What is required
Please write out the material below exactly as given.

Records for this exercise
· · · · ·

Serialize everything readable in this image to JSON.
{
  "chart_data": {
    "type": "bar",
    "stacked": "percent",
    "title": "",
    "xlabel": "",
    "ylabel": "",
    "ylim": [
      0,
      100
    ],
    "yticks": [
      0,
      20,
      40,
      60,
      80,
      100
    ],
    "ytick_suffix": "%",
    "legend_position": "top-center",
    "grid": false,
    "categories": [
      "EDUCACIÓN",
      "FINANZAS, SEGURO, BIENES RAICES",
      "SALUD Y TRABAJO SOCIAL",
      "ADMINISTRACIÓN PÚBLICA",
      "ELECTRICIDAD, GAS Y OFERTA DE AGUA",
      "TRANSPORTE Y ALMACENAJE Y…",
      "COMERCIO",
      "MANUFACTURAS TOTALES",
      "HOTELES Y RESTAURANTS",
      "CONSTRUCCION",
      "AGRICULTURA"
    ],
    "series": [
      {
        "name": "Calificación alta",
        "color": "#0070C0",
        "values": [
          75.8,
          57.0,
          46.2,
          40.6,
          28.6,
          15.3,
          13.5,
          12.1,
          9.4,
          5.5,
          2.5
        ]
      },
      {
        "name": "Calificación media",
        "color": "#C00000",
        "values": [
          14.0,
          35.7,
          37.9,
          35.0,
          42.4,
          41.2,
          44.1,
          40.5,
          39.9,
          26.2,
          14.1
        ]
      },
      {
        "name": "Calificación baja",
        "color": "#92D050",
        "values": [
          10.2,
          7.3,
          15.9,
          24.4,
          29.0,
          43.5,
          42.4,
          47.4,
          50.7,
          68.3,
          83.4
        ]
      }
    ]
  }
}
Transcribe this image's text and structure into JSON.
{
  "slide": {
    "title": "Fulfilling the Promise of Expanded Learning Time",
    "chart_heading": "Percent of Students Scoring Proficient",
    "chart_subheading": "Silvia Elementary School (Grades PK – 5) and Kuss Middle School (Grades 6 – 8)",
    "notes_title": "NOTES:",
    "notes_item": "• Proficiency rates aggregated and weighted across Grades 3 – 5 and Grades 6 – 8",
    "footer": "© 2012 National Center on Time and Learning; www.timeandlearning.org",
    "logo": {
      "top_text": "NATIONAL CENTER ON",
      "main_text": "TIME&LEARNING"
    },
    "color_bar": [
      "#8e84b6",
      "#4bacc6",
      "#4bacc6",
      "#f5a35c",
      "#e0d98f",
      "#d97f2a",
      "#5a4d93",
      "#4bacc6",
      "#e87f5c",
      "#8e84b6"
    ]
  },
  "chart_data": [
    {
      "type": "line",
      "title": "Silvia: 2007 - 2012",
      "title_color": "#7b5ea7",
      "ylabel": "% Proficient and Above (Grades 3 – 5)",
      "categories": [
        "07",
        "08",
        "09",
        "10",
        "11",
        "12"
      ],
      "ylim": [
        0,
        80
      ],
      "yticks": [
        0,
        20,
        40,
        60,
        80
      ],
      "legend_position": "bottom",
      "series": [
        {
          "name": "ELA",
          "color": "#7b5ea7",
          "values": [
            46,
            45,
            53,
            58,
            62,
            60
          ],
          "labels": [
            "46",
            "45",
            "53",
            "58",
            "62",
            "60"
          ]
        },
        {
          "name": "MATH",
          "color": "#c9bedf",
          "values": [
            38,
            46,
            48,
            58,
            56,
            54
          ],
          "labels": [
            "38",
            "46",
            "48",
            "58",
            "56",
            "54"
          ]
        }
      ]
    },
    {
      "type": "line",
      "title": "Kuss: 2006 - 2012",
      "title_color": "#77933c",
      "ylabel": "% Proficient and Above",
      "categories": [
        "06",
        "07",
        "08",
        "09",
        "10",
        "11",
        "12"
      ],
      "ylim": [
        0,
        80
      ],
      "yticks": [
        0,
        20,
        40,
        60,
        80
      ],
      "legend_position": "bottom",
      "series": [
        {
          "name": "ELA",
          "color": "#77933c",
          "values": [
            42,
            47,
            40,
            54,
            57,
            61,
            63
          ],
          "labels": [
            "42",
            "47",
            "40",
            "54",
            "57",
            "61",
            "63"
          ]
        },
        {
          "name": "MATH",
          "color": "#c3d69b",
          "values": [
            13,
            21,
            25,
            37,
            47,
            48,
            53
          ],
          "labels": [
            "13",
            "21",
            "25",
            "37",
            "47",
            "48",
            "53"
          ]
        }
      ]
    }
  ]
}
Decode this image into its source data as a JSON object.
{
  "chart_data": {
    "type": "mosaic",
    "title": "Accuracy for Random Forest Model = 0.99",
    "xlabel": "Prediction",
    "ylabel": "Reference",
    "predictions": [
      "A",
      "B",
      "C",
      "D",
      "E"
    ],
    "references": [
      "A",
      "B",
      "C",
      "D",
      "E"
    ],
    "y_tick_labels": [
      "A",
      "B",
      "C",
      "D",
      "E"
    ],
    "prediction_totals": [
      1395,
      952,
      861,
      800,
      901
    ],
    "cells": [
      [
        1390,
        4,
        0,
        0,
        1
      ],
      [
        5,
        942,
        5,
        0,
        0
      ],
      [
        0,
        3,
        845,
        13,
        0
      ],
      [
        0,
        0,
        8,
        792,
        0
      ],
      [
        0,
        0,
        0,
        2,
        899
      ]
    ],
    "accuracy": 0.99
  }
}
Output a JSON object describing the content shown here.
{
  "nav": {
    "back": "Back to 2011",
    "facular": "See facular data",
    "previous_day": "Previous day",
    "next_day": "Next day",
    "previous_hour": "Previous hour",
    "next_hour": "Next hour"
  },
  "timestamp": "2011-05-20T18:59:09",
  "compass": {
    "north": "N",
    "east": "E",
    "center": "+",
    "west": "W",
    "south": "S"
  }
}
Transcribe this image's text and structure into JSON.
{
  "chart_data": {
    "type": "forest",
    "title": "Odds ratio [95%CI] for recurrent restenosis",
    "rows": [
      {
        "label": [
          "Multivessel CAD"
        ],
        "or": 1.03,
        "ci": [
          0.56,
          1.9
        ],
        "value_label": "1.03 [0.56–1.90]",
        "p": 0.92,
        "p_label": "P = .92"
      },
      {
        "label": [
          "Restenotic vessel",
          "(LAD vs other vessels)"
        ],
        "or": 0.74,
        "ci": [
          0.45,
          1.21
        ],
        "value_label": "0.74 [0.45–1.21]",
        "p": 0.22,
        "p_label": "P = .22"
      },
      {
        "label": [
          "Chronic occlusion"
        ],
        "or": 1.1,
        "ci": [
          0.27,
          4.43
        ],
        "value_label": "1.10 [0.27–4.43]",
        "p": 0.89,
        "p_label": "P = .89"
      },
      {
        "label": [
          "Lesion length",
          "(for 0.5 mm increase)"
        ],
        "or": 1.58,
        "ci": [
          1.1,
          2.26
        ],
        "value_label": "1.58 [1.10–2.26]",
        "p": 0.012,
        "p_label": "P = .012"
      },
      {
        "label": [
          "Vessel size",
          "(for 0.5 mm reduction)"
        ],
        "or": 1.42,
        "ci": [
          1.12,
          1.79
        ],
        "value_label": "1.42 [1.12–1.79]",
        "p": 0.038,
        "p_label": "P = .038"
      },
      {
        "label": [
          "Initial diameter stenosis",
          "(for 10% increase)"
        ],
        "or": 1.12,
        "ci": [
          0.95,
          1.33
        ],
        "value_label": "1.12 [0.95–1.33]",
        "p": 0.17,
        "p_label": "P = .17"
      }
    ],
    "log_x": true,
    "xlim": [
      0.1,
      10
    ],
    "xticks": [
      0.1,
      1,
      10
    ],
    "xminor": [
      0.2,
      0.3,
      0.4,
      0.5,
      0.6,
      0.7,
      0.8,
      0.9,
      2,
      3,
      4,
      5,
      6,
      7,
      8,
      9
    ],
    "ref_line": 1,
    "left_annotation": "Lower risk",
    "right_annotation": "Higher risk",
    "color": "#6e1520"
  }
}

· · · · ·

Reply
Serialize everything readable in this image to JSON.
{
  "chart_data": {
    "type": "bar",
    "stacked": "percent",
    "title": "",
    "xlabel": "",
    "ylabel": "",
    "ylim": [
      0,
      100
    ],
    "yticks": [
      0,
      20,
      40,
      60,
      80,
      100
    ],
    "ytick_suffix": "%",
    "legend_position": "top-center",
    "grid": false,
    "categories": [
      "EDUCACIÓN",
      "FINANZAS, SEGURO, BIENES RAICES",
      "SALUD Y TRABAJO SOCIAL",
      "ADMINISTRACIÓN PÚBLICA",
      "ELECTRICIDAD, GAS Y OFERTA DE AGUA",
      "TRANSPORTE Y ALMACENAJE Y…",
      "COMERCIO",
      "MANUFACTURAS TOTALES",
      "HOTELES Y RESTAURANTS",
      "CONSTRUCCION",
      "AGRICULTURA"
    ],
    "series": [
      {
        "name": "Calificación alta",
        "color": "#0070C0",
        "values": [
          75.8,
          57.0,
          46.2,
          40.6,
          28.6,
          15.3,
          13.5,
          12.1,
          9.4,
          5.5,
          2.5
        ]
      },
      {
        "name": "Calificación media",
        "color": "#C00000",
        "values": [
          14.0,
          35.7,
          37.9,
          35.0,
          42.4,
          41.2,
          44.1,
          40.5,
          39.9,
          26.2,
          14.1
        ]
      },
      {
        "name": "Calificación baja",
        "color": "#92D050",
        "values": [
          10.2,
          7.3,
          15.9,
          24.4,
          29.0,
          43.5,
          42.4,
          47.4,
          50.7,
          68.3,
          83.4
        ]
      }
    ]
  }
}
Transcribe this image's text and structure into JSON.
{
  "slide": {
    "title": "Fulfilling the Promise of Expanded Learning Time",
    "chart_heading": "Percent of Students Scoring Proficient",
    "chart_subheading": "Silvia Elementary School (Grades PK – 5) and Kuss Middle School (Grades 6 – 8)",
    "notes_title": "NOTES:",
    "notes_item": "• Proficiency rates aggregated and weighted across Grades 3 – 5 and Grades 6 – 8",
    "footer": "© 2012 National Center on Time and Learning; www.timeandlearning.org",
    "logo": {
      "top_text": "NATIONAL CENTER ON",
      "main_text": "TIME&LEARNING"
    },
    "color_bar": [
      "#8e84b6",
      "#4bacc6",
      "#4bacc6",
      "#f5a35c",
      "#e0d98f",
      "#d97f2a",
      "#5a4d93",
      "#4bacc6",
      "#e87f5c",
      "#8e84b6"
    ]
  },
  "chart_data": [
    {
      "type": "line",
      "title": "Silvia: 2007 - 2012",
      "title_color": "#7b5ea7",
      "ylabel": "% Proficient and Above (Grades 3 – 5)",
      "categories": [
        "07",
        "08",
        "09",
        "10",
        "11",
        "12"
      ],
      "ylim": [
        0,
        80
      ],
      "yticks": [
        0,
        20,
        40,
        60,
        80
      ],
      "legend_position": "bottom",
      "series": [
        {
          "name": "ELA",
          "color": "#7b5ea7",
          "values": [
            46,
            45,
            53,
            58,
            62,
            60
          ],
          "labels": [
            "46",
            "45",
            "53",
            "58",
            "62",
            "60"
          ]
        },
        {
          "name": "MATH",
          "color": "#c9bedf",
          "values": [
            38,
            46,
            48,
            58,
            56,
            54
          ],
          "labels": [
            "38",
            "46",
            "48",
            "58",
            "56",
            "54"
          ]
        }
      ]
    },
    {
      "type": "line",
      "title": "Kuss: 2006 - 2012",
      "title_color": "#77933c",
      "ylabel": "% Proficient and Above",
      "categories": [
        "06",
        "07",
        "08",
        "09",
        "10",
        "11",
        "12"
      ],
      "ylim": [
        0,
        80
      ],
      "yticks": [
        0,
        20,
        40,
        60,
        80
      ],
      "legend_position": "bottom",
      "series": [
        {
          "name": "ELA",
          "color": "#77933c",
          "values": [
            42,
            47,
            40,
            54,
            57,
            61,
            63
          ],
          "labels": [
            "42",
            "47",
            "40",
            "54",
            "57",
            "61",
            "63"
          ]
        },
        {
          "name": "MATH",
          "color": "#c3d69b",
          "values": [
            13,
            21,
            25,
            37,
            47,
            48,
            53
          ],
          "labels": [
            "13",
            "21",
            "25",
            "37",
            "47",
            "48",
            "53"
          ]
        }
      ]
    }
  ]
}
Decode this image into its source data as a JSON object.
{
  "chart_data": {
    "type": "mosaic",
    "title": "Accuracy for Random Forest Model = 0.99",
    "xlabel": "Prediction",
    "ylabel": "Reference",
    "predictions": [
      "A",
      "B",
      "C",
      "D",
      "E"
    ],
    "references": [
      "A",
      "B",
      "C",
      "D",
      "E"
    ],
    "y_tick_labels": [
      "A",
      "B",
      "C",
      "D",
      "E"
    ],
    "prediction_totals": [
      1395,
      952,
      861,
      800,
      901
    ],
    "cells": [
      [
        1390,
        4,
        0,
        0,
        1
      ],
      [
        5,
        942,
        5,
        0,
        0
      ],
      [
        0,
        3,
        845,
        13,
        0
      ],
      [
        0,
        0,
        8,
        792,
        0
      ],
      [
        0,
        0,
        0,
        2,
        899
      ]
    ],
    "accuracy": 0.99
  }
}
Output a JSON object describing the content shown here.
{
  "nav": {
    "back": "Back to 2011",
    "facular": "See facular data",
    "previous_day": "Previous day",
    "next_day": "Next day",
    "previous_hour": "Previous hour",
    "next_hour": "Next hour"
  },
  "timestamp": "2011-05-20T18:59:09",
  "compass": {
    "north": "N",
    "east": "E",
    "center": "+",
    "west": "W",
    "south": "S"
  }
}
Transcribe this image's text and structure into JSON.
{
  "chart_data": {
    "type": "forest",
    "title": "Odds ratio [95%CI] for recurrent restenosis",
    "rows": [
      {
        "label": [
          "Multivessel CAD"
        ],
        "or": 1.03,
        "ci": [
          0.56,
          1.9
        ],
        "value_label": "1.03 [0.56–1.90]",
        "p": 0.92,
        "p_label": "P = .92"
      },
      {
        "label": [
          "Restenotic vessel",
          "(LAD vs other vessels)"
        ],
        "or": 0.74,
        "ci": [
          0.45,
          1.21
        ],
        "value_label": "0.74 [0.45–1.21]",
        "p": 0.22,
        "p_label": "P = .22"
      },
      {
        "label": [
          "Chronic occlusion"
        ],
        "or": 1.1,
        "ci": [
          0.27,
          4.43
        ],
        "value_label": "1.10 [0.27–4.43]",
        "p": 0.89,
        "p_label": "P = .89"
      },
      {
        "label": [
          "Lesion length",
          "(for 0.5 mm increase)"
        ],
        "or": 1.58,
        "ci": [
          1.1,
          2.26
        ],
        "value_label": "1.58 [1.10–2.26]",
        "p": 0.012,
        "p_label": "P = .012"
      },
      {
        "label": [
          "Vessel size",
          "(for 0.5 mm reduction)"
        ],
        "or": 1.42,
        "ci": [
          1.12,
          1.79
        ],
        "value_label": "1.42 [1.12–1.79]",
        "p": 0.038,
        "p_label": "P = .038"
      },
      {
        "label": [
          "Initial diameter stenosis",
          "(for 10% increase)"
        ],
        "or": 1.12,
        "ci": [
          0.95,
          1.33
        ],
        "value_label": "1.12 [0.95–1.33]",
        "p": 0.17,
        "p_label": "P = .17"
      }
    ],
    "log_x": true,
    "xlim": [
      0.1,
      10
    ],
    "xticks": [
      0.1,
      1,
      10
    ],
    "xminor": [
      0.2,
      0.3,
      0.4,
      0.5,
      0.6,
      0.7,
      0.8,
      0.9,
      2,
      3,
      4,
      5,
      6,
      7,
      8,
      9
    ],
    "ref_line": 1,
    "left_annotation": "Lower risk",
    "right_annotation": "Higher risk",
    "color": "#6e1520"
  }
}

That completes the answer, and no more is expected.